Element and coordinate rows
>> begin

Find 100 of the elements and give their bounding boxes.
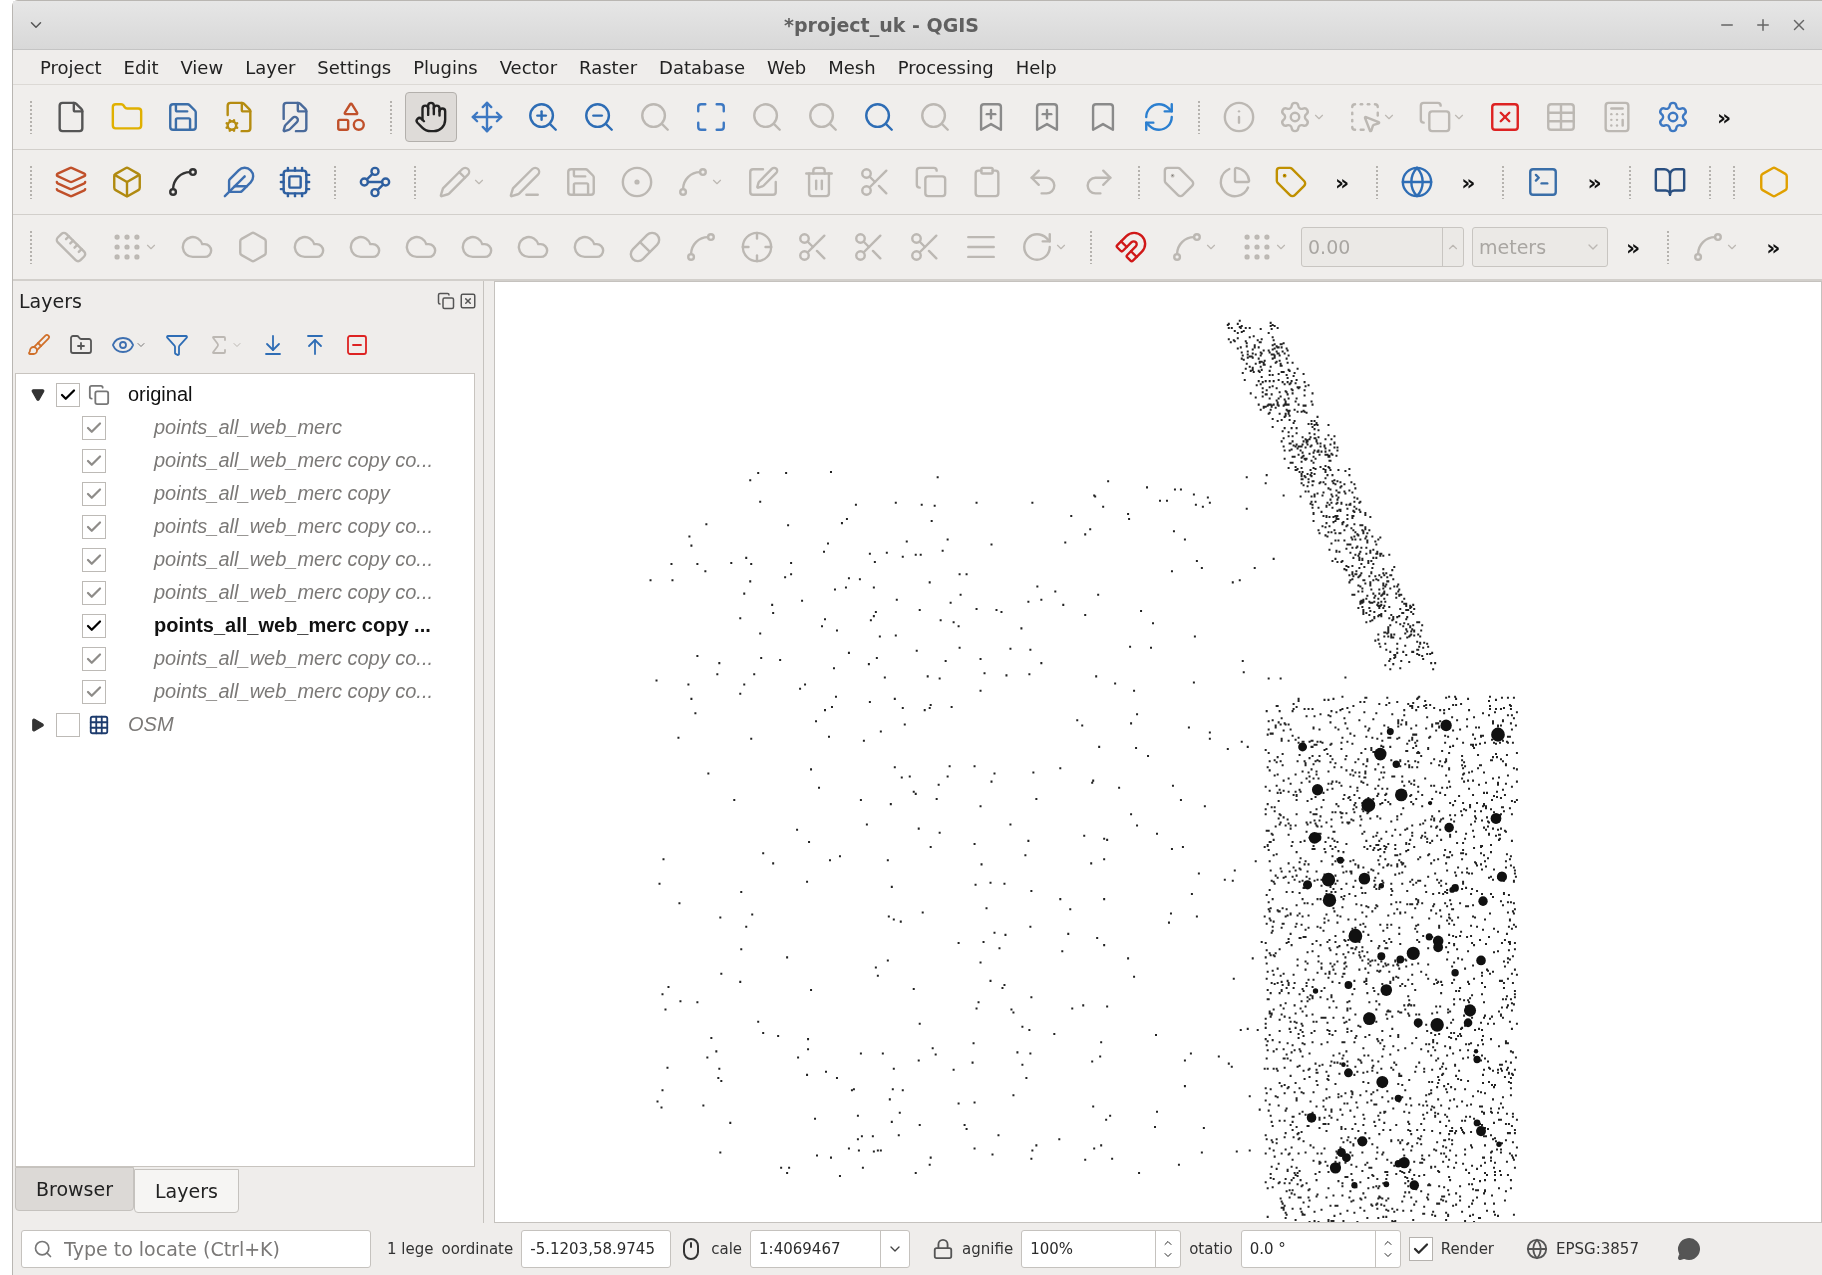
tag-icon [1274,165,1308,199]
menu-item[interactable]: Vector [488,56,569,78]
coordinate-label: oordinate [441,1240,514,1258]
panel-tab[interactable]: Layers [134,1169,239,1213]
menu-item[interactable]: Help [1004,56,1068,78]
checkbox[interactable] [82,481,106,506]
legend-text: 1 lege [387,1240,434,1258]
collapse-arrow-icon[interactable] [31,387,45,402]
filter-icon [165,333,189,357]
pill-icon [628,230,662,264]
magnifier-icon [806,100,840,134]
close-icon[interactable] [459,292,477,310]
more-button[interactable]: » [1573,169,1616,195]
menu-item[interactable]: Database [648,56,756,78]
pie-chart-icon [1218,165,1252,199]
render-label: Render [1440,1240,1495,1258]
magnet-icon [1114,230,1148,264]
panel-tab[interactable]: Browser [15,1167,134,1211]
square-x-icon [1488,100,1522,134]
search-icon [33,1239,53,1259]
layer-name[interactable]: points_all_web_merc copy [154,482,390,505]
globe-icon [1400,165,1435,199]
checkbox[interactable] [82,547,106,572]
chip-icon [278,165,312,199]
rotation-field[interactable]: 0.0 ° [1240,1230,1401,1268]
copy-icon [914,165,948,199]
menu-item[interactable]: Plugins [402,56,489,78]
magnifier-icon [862,100,896,134]
layer-name[interactable]: points_all_web_merc copy co... [154,449,434,472]
feather-icon [222,165,256,199]
zoom-in-icon [526,100,560,134]
menu-item[interactable]: Raster [568,56,649,78]
add-group-icon [69,333,93,357]
magnifier-field[interactable]: 100% [1021,1230,1182,1268]
menu-item[interactable]: Layer [234,56,307,78]
hand-icon [414,100,448,134]
checkbox[interactable] [1408,1237,1433,1261]
checkbox[interactable] [56,382,80,407]
spline-icon [1170,230,1204,264]
checkbox[interactable] [82,679,106,704]
menu-item[interactable]: Project [29,56,113,78]
menu-item[interactable]: Edit [112,56,170,78]
checkbox[interactable] [82,613,106,638]
menu-item[interactable]: View [169,56,235,78]
rotate-icon [1020,230,1054,264]
layer-name[interactable]: OSM [128,713,174,736]
move-icon [470,100,504,134]
menu-item[interactable]: Processing [886,56,1005,78]
layer-name[interactable]: points_all_web_merc copy co... [154,647,434,670]
settings-icon [1656,100,1690,134]
vertex-icon [676,165,710,199]
select-icon [1348,100,1382,134]
layer-name[interactable]: points_all_web_merc copy ... [154,614,431,637]
layer-name[interactable]: points_all_web_merc [154,416,342,439]
lock-icon[interactable] [932,1238,955,1260]
scale-dropdown[interactable]: 1:4069467 [750,1230,911,1268]
coordinate-field[interactable]: -5.1203,58.9745 [521,1230,672,1268]
pencil-icon [508,165,542,199]
menu-item[interactable]: Settings [306,56,403,78]
layer-name[interactable]: points_all_web_merc copy co... [154,581,434,604]
checkbox[interactable] [82,514,106,539]
more-button[interactable]: » [1752,234,1795,260]
rotation-label: otatio [1189,1240,1233,1258]
menu-item[interactable]: Web [756,56,818,78]
maximize-icon[interactable] [1754,16,1772,34]
float-icon[interactable] [437,292,455,310]
checkbox[interactable] [82,448,106,473]
layer-name[interactable]: points_all_web_merc copy co... [154,548,434,571]
gear-icon [1278,100,1312,134]
expand-arrow-icon[interactable] [31,717,45,732]
checkbox[interactable] [56,712,80,737]
checkbox[interactable] [82,580,106,605]
checkbox[interactable] [82,646,106,671]
magnifier-icon [918,100,952,134]
trash-icon [802,165,836,199]
menu-item[interactable]: Mesh [817,56,887,78]
magnifier-label: agnifie [962,1240,1014,1258]
search-field[interactable]: Type to locate (Ctrl+K) [21,1230,371,1268]
globe-icon[interactable] [1526,1238,1549,1260]
toolbar-button[interactable] [405,92,457,142]
more-button[interactable]: » [1447,169,1490,195]
layer-name[interactable]: points_all_web_merc copy co... [154,515,434,538]
group-icon [88,383,110,406]
magnifier-icon [638,100,672,134]
layer-name[interactable]: original [128,383,193,406]
vertex-icon [358,165,392,199]
layer-name[interactable]: points_all_web_merc copy co... [154,680,434,703]
crosshair-icon [740,230,774,264]
spline-icon [684,230,718,264]
pencil-icon [438,165,472,199]
checkbox[interactable] [82,415,106,440]
expand-icon [694,100,728,134]
info-icon [1222,100,1256,134]
more-button[interactable]: » [1321,169,1364,195]
layers-icon [54,165,88,199]
refresh-icon [1142,100,1176,134]
more-button[interactable]: » [1703,104,1746,130]
message-icon[interactable] [1676,1237,1701,1261]
more-button[interactable]: » [1612,234,1655,260]
crs-label[interactable]: EPSG:3857 [1556,1240,1639,1258]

>> end

Task brief
Reproduce every one of the rows above line for line, without changing a character, and omit the pictures from your answer.

Result of the task
Find 100 of the elements and give their bounding boxes.
tag-icon [1274,165,1308,199]
menu-item[interactable]: Vector [488,56,569,78]
coordinate-label: oordinate [441,1240,514,1258]
panel-tab[interactable]: Layers [134,1169,239,1213]
menu-item[interactable]: Help [1004,56,1068,78]
checkbox[interactable] [82,481,106,506]
legend-text: 1 lege [387,1240,434,1258]
collapse-arrow-icon[interactable] [31,387,45,402]
filter-icon [165,333,189,357]
pill-icon [628,230,662,264]
magnifier-icon [806,100,840,134]
close-icon[interactable] [459,292,477,310]
more-button[interactable]: » [1573,169,1616,195]
menu-item[interactable]: Database [648,56,756,78]
pie-chart-icon [1218,165,1252,199]
render-label: Render [1440,1240,1495,1258]
magnet-icon [1114,230,1148,264]
panel-tab[interactable]: Browser [15,1167,134,1211]
square-x-icon [1488,100,1522,134]
search-icon [33,1239,53,1259]
layer-name[interactable]: points_all_web_merc copy [154,482,390,505]
globe-icon [1400,165,1435,199]
checkbox[interactable] [82,547,106,572]
chip-icon [278,165,312,199]
rotation-field[interactable]: 0.0 ° [1240,1230,1401,1268]
copy-icon [914,165,948,199]
menu-item[interactable]: Plugins [402,56,489,78]
magnifier-icon [862,100,896,134]
layer-name[interactable]: points_all_web_merc copy co... [154,449,434,472]
feather-icon [222,165,256,199]
zoom-in-icon [526,100,560,134]
menu-item[interactable]: Raster [568,56,649,78]
add-group-icon [69,333,93,357]
magnifier-field[interactable]: 100% [1021,1230,1182,1268]
menu-item[interactable]: Layer [234,56,307,78]
hand-icon [414,100,448,134]
checkbox[interactable] [1408,1237,1433,1261]
checkbox[interactable] [56,382,80,407]
spline-icon [1170,230,1204,264]
checkbox[interactable] [82,679,106,704]
menu-item[interactable]: Project [29,56,113,78]
menu-item[interactable]: Edit [112,56,170,78]
checkbox[interactable] [82,613,106,638]
menu-item[interactable]: View [169,56,235,78]
rotate-icon [1020,230,1054,264]
layer-name[interactable]: OSM [128,713,174,736]
move-icon [470,100,504,134]
menu-item[interactable]: Processing [886,56,1005,78]
layer-name[interactable]: points_all_web_merc copy co... [154,647,434,670]
settings-icon [1656,100,1690,134]
vertex-icon [676,165,710,199]
select-icon [1348,100,1382,134]
layer-name[interactable]: points_all_web_merc copy ... [154,614,431,637]
layer-name[interactable]: points_all_web_merc [154,416,342,439]
lock-icon[interactable] [932,1238,955,1260]
scale-dropdown[interactable]: 1:4069467 [750,1230,911,1268]
coordinate-field[interactable]: -5.1203,58.9745 [521,1230,672,1268]
pencil-icon [508,165,542,199]
menu-item[interactable]: Settings [306,56,403,78]
layer-name[interactable]: points_all_web_merc copy co... [154,581,434,604]
checkbox[interactable] [82,514,106,539]
more-button[interactable]: » [1752,234,1795,260]
rotation-label: otatio [1189,1240,1233,1258]
menu-item[interactable]: Web [756,56,818,78]
maximize-icon[interactable] [1754,16,1772,34]
float-icon[interactable] [437,292,455,310]
checkbox[interactable] [82,448,106,473]
layer-name[interactable]: points_all_web_merc copy co... [154,548,434,571]
gear-icon [1278,100,1312,134]
expand-arrow-icon[interactable] [31,717,45,732]
checkbox[interactable] [56,712,80,737]
checkbox[interactable] [82,580,106,605]
checkbox[interactable] [82,646,106,671]
magnifier-icon [918,100,952,134]
trash-icon [802,165,836,199]
menu-item[interactable]: Mesh [817,56,887,78]
magnifier-label: agnifie [962,1240,1014,1258]
search-field[interactable]: Type to locate (Ctrl+K) [21,1230,371,1268]
globe-icon[interactable] [1526,1238,1549,1260]
toolbar-button[interactable] [405,92,457,142]
more-button[interactable]: » [1447,169,1490,195]
layer-name[interactable]: points_all_web_merc copy co... [154,515,434,538]
group-icon [88,383,110,406]
magnifier-icon [638,100,672,134]
layer-name[interactable]: original [128,383,193,406]
vertex-icon [358,165,392,199]
layer-name[interactable]: points_all_web_merc copy co... [154,680,434,703]
crosshair-icon [740,230,774,264]
spline-icon [684,230,718,264]
pencil-icon [438,165,472,199]
checkbox[interactable] [82,415,106,440]
expand-icon [694,100,728,134]
info-icon [1222,100,1256,134]
more-button[interactable]: » [1321,169,1364,195]
layers-icon [54,165,88,199]
refresh-icon [1142,100,1176,134]
more-button[interactable]: » [1703,104,1746,130]
message-icon[interactable] [1676,1237,1701,1261]
more-button[interactable]: » [1612,234,1655,260]
crs-label[interactable]: EPSG:3857 [1556,1240,1639,1258]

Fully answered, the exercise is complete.